Below are some records. Say in a single number how many of their lines include the word "object".
--
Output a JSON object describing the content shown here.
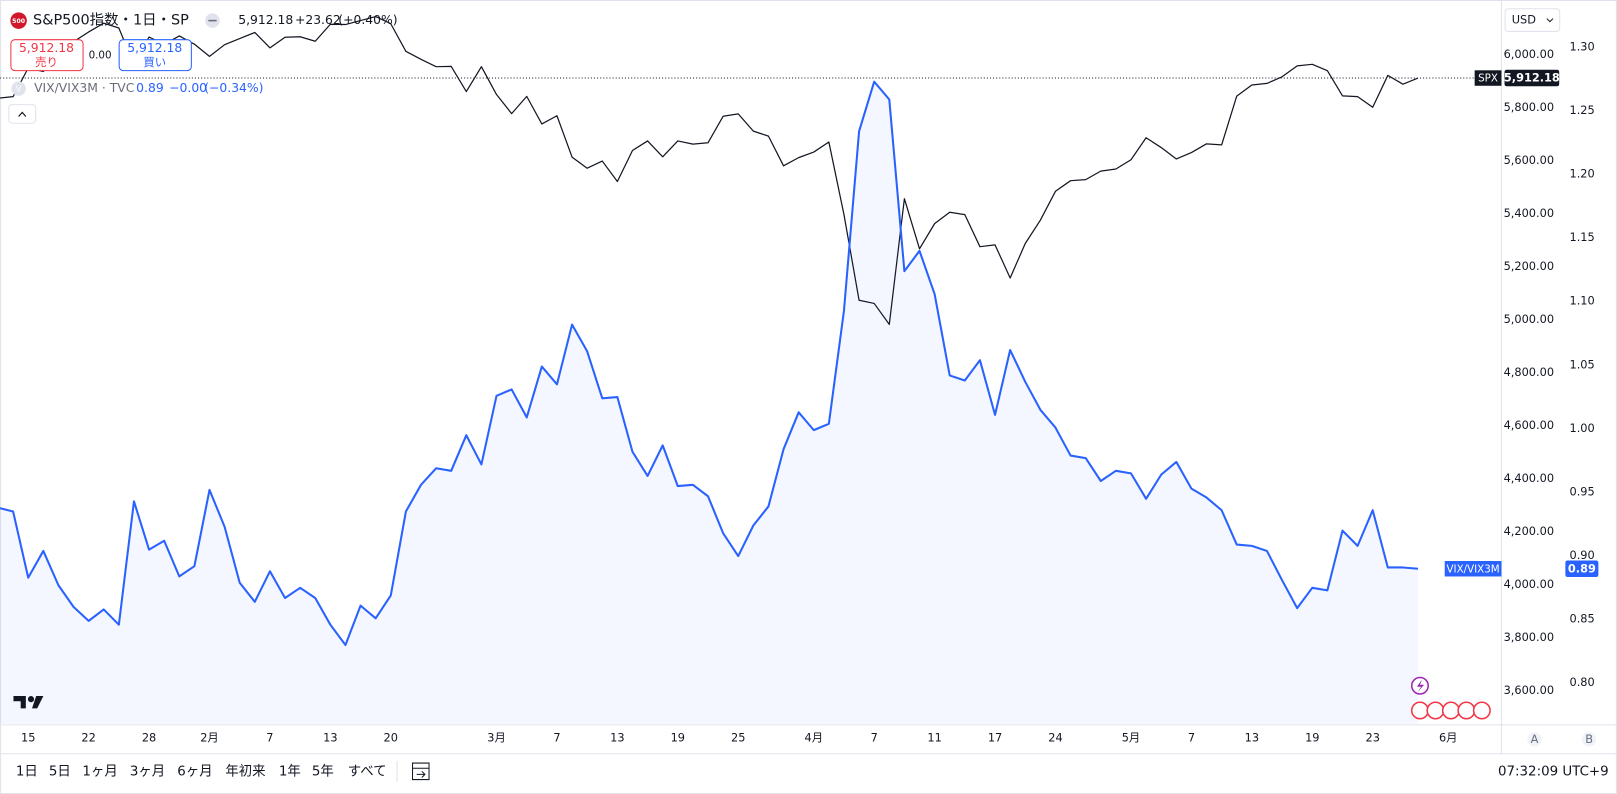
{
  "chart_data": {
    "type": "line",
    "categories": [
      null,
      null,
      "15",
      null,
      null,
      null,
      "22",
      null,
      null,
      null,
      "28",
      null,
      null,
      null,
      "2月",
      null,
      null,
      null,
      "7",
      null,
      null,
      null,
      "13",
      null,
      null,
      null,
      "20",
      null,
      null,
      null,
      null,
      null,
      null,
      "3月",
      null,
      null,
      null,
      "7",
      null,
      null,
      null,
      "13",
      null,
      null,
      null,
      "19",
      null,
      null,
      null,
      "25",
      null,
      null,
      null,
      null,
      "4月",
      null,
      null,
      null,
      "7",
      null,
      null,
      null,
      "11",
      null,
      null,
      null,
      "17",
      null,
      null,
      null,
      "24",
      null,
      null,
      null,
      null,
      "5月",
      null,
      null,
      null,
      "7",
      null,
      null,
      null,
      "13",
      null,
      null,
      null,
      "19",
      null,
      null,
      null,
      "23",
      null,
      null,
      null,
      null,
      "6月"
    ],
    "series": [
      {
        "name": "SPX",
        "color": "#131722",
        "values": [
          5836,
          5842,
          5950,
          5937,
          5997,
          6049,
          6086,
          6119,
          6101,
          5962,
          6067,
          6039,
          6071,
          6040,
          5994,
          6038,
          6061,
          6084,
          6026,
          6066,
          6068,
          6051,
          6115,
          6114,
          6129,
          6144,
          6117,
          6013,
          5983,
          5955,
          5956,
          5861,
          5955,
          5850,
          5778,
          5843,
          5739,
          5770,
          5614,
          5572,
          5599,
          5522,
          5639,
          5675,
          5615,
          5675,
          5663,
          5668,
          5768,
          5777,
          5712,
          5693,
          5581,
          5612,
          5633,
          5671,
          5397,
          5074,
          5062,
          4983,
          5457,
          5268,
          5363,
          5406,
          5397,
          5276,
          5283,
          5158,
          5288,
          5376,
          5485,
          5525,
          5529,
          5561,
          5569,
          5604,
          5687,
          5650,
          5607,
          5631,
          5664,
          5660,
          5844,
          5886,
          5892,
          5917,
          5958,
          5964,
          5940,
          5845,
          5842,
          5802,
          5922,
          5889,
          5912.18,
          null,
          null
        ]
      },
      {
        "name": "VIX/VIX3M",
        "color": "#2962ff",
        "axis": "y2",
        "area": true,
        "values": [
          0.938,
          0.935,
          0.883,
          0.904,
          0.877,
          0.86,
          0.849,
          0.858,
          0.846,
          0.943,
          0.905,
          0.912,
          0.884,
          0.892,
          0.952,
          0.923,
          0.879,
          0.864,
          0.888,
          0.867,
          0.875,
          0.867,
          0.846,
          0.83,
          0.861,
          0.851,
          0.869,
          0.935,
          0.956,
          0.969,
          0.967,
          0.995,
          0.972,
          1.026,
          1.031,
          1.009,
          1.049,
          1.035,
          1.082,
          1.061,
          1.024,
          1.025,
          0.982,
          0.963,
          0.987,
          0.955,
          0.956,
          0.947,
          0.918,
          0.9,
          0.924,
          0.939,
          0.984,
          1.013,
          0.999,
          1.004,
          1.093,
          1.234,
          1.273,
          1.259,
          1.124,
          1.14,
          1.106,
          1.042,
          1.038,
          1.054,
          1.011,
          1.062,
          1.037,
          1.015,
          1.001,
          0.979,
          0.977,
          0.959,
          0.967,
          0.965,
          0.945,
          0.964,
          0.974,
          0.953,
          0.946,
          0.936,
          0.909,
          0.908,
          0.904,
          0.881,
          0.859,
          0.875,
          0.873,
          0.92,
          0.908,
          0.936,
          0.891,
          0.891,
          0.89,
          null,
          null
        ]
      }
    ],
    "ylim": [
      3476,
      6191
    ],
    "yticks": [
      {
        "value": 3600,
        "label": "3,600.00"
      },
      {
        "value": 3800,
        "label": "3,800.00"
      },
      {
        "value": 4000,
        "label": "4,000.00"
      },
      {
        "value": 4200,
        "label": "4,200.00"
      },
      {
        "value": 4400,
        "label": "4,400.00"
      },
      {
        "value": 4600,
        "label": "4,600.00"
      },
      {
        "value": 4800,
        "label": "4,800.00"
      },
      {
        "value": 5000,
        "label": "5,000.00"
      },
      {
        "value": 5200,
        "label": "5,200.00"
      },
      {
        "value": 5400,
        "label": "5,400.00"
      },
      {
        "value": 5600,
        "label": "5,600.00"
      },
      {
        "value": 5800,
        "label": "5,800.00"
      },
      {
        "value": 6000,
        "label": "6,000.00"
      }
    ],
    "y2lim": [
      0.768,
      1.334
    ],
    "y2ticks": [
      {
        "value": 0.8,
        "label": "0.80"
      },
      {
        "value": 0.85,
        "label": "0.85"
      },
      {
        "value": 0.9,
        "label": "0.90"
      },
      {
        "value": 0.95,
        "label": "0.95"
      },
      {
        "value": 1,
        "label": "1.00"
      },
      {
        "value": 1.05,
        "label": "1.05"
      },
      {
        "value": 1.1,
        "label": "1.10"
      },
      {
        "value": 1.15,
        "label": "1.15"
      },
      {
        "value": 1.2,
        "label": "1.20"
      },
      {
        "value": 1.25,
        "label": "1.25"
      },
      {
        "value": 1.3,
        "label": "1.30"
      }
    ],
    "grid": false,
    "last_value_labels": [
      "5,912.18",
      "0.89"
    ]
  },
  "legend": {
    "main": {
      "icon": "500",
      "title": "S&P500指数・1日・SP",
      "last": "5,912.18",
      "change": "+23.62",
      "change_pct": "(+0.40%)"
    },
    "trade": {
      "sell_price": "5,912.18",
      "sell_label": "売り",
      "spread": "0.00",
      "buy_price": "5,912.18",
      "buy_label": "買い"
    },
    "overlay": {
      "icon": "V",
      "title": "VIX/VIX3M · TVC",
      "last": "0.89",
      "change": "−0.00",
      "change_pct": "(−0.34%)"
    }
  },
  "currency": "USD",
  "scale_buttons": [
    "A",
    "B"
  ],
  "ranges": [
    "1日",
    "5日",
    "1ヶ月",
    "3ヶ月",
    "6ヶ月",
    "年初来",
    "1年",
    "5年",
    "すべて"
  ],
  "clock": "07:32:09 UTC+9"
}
--
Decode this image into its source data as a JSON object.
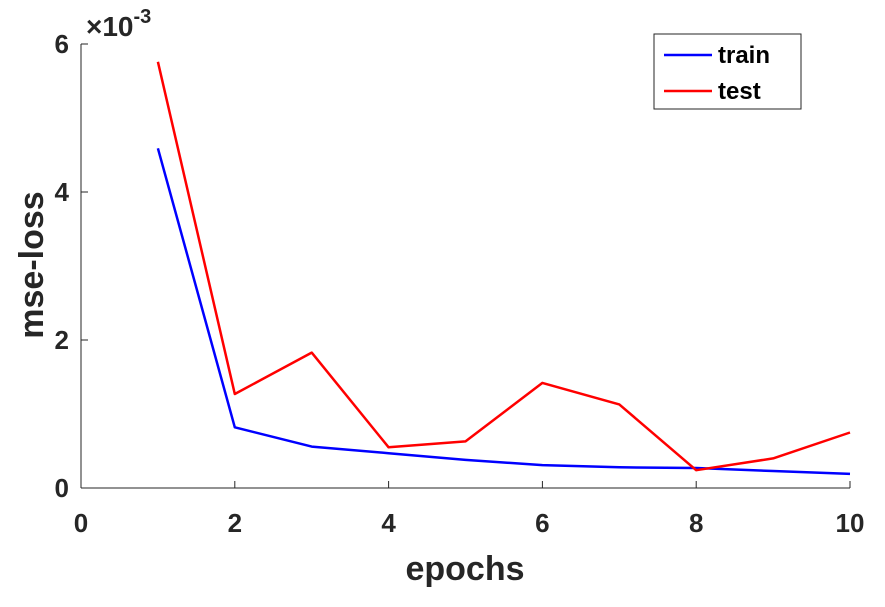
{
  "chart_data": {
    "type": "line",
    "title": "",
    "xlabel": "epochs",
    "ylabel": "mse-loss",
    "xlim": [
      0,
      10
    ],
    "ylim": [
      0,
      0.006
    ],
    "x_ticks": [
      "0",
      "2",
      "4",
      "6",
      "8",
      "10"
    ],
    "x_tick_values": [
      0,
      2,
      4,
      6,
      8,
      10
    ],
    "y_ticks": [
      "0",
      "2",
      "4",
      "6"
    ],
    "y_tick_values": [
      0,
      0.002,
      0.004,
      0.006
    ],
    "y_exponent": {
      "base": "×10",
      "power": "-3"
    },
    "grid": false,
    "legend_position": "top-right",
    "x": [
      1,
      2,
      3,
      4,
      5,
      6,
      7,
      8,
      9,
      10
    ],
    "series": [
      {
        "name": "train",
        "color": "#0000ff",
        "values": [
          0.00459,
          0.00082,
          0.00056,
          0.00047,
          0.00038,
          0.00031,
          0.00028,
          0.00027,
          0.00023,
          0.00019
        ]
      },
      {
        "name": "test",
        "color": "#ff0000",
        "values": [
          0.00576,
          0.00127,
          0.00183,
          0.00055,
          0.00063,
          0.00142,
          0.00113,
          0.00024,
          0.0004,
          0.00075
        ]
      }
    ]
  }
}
--
**THE RESPONSE**
2